*WHAT THE TASK REQUIRES*: Update the lines between the one holding "give me the" and the one holding "35, 1248, 49]", inclusive, by changing every "more-options-icon" to "overflow-menu-icon" and leaving everything else unchanged. Return only those lines.

*SOURCE RECORDS*:
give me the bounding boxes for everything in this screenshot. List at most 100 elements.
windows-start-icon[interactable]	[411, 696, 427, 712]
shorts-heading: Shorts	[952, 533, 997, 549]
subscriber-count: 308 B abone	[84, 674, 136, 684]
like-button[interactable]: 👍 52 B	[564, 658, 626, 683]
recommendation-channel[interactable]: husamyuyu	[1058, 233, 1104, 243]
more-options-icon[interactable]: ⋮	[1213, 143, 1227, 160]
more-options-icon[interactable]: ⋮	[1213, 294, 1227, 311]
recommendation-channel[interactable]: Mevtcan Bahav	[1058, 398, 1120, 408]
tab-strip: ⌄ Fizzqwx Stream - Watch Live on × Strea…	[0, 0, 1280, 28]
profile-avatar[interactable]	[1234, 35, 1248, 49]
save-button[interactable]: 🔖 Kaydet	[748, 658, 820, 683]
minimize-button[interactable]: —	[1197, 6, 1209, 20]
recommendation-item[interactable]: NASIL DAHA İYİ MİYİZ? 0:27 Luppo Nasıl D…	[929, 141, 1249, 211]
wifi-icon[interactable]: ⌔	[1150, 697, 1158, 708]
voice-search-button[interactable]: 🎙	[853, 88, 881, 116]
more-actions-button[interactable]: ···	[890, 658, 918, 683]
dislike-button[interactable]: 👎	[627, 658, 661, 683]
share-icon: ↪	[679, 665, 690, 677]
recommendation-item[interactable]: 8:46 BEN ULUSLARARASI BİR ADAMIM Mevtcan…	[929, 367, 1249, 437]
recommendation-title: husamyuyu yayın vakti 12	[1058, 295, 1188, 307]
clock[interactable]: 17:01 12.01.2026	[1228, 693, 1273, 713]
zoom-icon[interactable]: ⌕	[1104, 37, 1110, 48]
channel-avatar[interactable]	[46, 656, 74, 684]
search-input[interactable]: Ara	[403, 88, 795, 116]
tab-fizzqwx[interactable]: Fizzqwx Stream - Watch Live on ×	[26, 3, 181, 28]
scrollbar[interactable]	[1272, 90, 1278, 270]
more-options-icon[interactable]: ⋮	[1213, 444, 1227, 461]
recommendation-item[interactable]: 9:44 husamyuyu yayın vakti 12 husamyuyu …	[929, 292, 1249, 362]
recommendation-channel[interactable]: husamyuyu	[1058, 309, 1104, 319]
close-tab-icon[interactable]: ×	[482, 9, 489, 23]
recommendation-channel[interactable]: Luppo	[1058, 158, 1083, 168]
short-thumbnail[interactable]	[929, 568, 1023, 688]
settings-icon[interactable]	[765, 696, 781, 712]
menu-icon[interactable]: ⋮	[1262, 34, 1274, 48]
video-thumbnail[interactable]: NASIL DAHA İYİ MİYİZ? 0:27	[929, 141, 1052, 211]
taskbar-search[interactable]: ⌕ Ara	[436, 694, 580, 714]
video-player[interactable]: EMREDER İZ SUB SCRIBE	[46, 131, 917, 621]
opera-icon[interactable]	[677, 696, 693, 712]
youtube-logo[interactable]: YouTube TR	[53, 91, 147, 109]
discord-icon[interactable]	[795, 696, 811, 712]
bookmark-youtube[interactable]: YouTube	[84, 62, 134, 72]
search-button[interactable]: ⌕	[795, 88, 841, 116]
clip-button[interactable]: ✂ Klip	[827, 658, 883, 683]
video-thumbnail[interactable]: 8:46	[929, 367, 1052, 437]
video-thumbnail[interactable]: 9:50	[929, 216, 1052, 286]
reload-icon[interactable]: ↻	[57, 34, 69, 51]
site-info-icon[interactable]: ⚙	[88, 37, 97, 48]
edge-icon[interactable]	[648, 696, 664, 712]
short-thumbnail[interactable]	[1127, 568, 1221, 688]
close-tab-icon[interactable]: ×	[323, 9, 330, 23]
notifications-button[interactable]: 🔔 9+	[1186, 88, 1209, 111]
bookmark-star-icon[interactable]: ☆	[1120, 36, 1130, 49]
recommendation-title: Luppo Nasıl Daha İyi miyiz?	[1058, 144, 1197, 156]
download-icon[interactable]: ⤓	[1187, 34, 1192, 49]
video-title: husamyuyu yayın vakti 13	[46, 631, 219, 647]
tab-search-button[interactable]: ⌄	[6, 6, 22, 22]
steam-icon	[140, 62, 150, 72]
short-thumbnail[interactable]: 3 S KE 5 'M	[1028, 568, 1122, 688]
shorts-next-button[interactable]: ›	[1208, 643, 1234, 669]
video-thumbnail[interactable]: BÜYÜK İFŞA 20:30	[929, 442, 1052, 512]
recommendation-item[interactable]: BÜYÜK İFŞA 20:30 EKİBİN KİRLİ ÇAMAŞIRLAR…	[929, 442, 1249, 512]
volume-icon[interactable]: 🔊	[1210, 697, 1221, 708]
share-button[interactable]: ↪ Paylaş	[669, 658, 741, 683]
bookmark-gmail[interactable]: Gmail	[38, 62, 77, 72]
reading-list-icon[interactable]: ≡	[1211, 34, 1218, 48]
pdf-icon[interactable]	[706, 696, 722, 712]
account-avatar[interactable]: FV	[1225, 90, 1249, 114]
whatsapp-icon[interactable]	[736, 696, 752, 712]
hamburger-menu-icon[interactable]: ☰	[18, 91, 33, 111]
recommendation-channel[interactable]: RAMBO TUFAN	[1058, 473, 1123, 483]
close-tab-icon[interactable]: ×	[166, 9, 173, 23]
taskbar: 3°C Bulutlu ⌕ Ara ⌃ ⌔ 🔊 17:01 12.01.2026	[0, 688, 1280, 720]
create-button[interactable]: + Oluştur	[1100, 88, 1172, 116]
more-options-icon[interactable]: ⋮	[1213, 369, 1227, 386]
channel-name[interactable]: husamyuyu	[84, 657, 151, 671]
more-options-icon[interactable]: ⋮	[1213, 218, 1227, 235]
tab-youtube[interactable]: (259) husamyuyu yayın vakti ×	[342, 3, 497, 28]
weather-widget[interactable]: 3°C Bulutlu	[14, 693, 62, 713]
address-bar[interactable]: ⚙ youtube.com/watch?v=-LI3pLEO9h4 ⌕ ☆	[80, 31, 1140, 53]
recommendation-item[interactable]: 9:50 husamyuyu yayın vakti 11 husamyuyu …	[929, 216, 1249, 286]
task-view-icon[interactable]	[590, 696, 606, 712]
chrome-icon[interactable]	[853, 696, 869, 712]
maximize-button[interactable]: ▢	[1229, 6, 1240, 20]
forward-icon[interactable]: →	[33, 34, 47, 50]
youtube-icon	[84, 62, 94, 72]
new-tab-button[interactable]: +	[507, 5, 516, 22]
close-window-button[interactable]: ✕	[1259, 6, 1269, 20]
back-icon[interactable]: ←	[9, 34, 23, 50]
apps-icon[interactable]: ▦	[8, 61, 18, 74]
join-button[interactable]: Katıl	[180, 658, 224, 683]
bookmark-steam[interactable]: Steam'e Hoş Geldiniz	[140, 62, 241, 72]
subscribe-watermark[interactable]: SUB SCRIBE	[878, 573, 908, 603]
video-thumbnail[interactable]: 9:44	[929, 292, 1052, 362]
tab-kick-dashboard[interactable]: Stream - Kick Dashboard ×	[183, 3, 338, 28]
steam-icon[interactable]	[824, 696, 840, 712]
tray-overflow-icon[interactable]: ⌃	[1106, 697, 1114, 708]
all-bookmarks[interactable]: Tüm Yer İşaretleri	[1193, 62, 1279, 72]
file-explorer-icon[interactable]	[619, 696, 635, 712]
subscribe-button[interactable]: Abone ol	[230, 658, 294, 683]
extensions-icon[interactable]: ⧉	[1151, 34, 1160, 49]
...
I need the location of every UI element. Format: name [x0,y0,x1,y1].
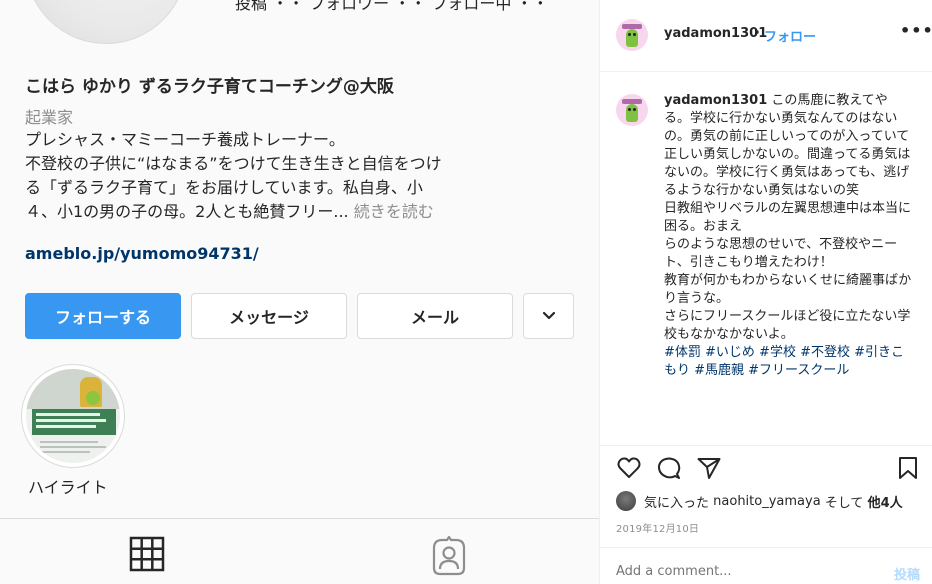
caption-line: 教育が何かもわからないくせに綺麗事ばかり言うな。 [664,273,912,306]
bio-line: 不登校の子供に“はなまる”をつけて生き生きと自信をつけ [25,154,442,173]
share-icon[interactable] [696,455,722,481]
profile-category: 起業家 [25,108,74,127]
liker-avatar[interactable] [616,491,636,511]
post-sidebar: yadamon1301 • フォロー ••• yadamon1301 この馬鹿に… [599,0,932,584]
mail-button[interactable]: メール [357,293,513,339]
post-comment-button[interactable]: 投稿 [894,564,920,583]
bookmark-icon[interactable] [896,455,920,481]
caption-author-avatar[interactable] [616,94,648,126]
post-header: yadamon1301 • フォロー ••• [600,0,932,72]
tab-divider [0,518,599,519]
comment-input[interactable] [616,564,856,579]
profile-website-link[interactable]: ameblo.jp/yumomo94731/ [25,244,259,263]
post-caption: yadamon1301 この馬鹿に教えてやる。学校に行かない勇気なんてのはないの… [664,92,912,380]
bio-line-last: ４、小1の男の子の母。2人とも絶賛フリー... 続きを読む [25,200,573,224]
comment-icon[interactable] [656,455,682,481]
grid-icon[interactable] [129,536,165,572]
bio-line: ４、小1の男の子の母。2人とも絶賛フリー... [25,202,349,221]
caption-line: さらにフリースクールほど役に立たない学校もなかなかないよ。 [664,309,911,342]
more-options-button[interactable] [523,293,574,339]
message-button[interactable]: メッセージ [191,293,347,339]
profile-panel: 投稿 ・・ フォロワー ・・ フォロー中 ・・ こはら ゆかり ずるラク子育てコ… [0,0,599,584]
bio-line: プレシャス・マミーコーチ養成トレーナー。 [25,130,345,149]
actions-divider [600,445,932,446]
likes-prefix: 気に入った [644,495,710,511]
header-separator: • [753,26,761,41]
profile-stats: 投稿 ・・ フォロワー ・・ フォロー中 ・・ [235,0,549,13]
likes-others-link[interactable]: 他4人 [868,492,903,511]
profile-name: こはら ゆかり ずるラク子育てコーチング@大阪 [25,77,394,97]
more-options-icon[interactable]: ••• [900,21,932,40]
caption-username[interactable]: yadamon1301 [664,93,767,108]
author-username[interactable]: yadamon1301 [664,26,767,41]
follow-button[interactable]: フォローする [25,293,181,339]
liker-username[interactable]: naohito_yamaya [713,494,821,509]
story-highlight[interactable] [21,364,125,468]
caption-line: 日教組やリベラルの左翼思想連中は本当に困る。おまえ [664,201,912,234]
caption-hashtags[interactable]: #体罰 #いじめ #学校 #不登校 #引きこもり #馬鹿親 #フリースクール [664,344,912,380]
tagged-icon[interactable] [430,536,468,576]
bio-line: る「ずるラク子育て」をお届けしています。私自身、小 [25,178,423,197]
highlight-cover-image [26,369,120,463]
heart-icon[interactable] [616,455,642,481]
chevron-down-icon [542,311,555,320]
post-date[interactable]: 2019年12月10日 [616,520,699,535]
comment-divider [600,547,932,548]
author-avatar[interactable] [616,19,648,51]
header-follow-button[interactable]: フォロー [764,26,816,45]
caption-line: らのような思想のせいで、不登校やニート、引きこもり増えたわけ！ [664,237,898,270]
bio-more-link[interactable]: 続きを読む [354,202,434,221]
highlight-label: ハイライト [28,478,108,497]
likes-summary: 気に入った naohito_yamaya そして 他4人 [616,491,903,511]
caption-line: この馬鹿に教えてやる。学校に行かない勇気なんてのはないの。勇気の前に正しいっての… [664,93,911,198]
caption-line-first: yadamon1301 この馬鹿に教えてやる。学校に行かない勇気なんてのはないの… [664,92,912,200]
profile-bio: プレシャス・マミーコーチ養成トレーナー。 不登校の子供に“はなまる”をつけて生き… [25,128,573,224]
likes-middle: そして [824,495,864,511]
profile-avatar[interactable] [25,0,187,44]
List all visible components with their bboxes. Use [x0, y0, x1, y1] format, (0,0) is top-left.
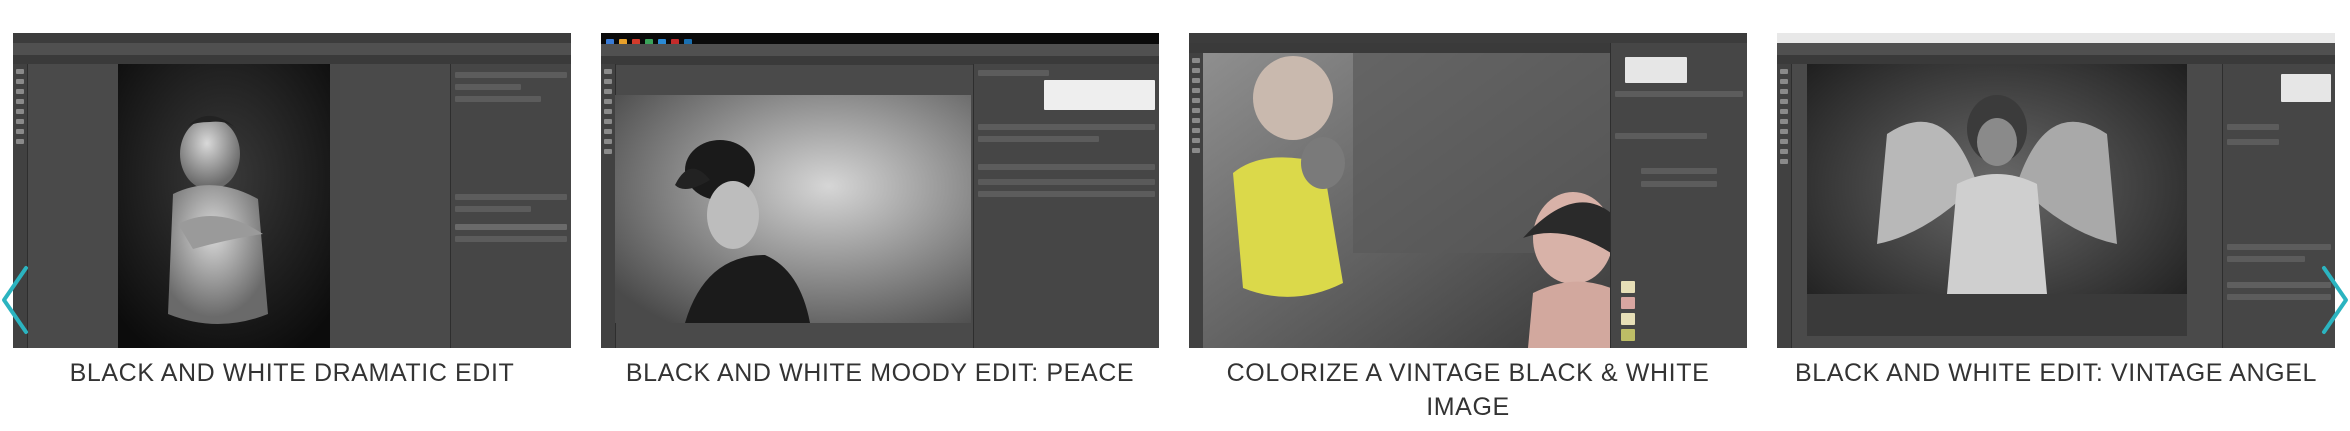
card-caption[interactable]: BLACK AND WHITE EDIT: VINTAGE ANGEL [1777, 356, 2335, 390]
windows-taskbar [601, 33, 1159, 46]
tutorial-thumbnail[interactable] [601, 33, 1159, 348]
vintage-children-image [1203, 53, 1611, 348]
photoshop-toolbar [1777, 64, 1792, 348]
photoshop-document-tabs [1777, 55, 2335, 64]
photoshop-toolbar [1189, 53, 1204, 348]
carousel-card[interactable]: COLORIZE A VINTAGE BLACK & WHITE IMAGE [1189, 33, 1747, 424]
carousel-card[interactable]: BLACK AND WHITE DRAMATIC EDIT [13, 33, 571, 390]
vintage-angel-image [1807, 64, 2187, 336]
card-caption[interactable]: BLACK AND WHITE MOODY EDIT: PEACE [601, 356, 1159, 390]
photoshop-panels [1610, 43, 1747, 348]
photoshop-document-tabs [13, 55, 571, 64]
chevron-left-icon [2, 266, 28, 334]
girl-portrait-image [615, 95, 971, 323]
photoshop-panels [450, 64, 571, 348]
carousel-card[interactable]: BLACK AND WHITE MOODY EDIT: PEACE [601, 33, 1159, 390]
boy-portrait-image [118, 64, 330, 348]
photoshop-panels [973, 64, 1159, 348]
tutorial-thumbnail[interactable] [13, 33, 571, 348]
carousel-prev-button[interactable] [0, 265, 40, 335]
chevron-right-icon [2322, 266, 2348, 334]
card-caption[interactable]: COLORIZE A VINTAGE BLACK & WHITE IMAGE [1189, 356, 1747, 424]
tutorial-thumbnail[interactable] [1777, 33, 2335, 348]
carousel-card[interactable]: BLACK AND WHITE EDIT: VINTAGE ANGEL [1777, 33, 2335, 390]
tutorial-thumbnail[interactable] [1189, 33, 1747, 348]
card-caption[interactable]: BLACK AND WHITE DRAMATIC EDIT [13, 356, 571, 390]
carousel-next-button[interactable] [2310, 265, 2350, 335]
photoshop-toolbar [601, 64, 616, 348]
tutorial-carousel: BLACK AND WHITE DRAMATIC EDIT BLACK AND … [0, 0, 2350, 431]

*TASK SOLUTION*:
give me the bounding boxes for everything in this screenshot. List at most 100 elements.
windows-start-icon[interactable]	[411, 696, 427, 712]
shorts-heading: Shorts	[952, 533, 997, 549]
subscriber-count: 308 B abone	[84, 674, 136, 684]
like-button[interactable]: 👍 52 B	[564, 658, 626, 683]
recommendation-channel[interactable]: husamyuyu	[1058, 233, 1104, 243]
overflow-menu-icon[interactable]: ⋮	[1213, 143, 1227, 160]
overflow-menu-icon[interactable]: ⋮	[1213, 294, 1227, 311]
recommendation-channel[interactable]: Mevtcan Bahav	[1058, 398, 1120, 408]
tab-strip: ⌄ Fizzqwx Stream - Watch Live on × Strea…	[0, 0, 1280, 28]
profile-avatar[interactable]	[1234, 35, 1248, 49]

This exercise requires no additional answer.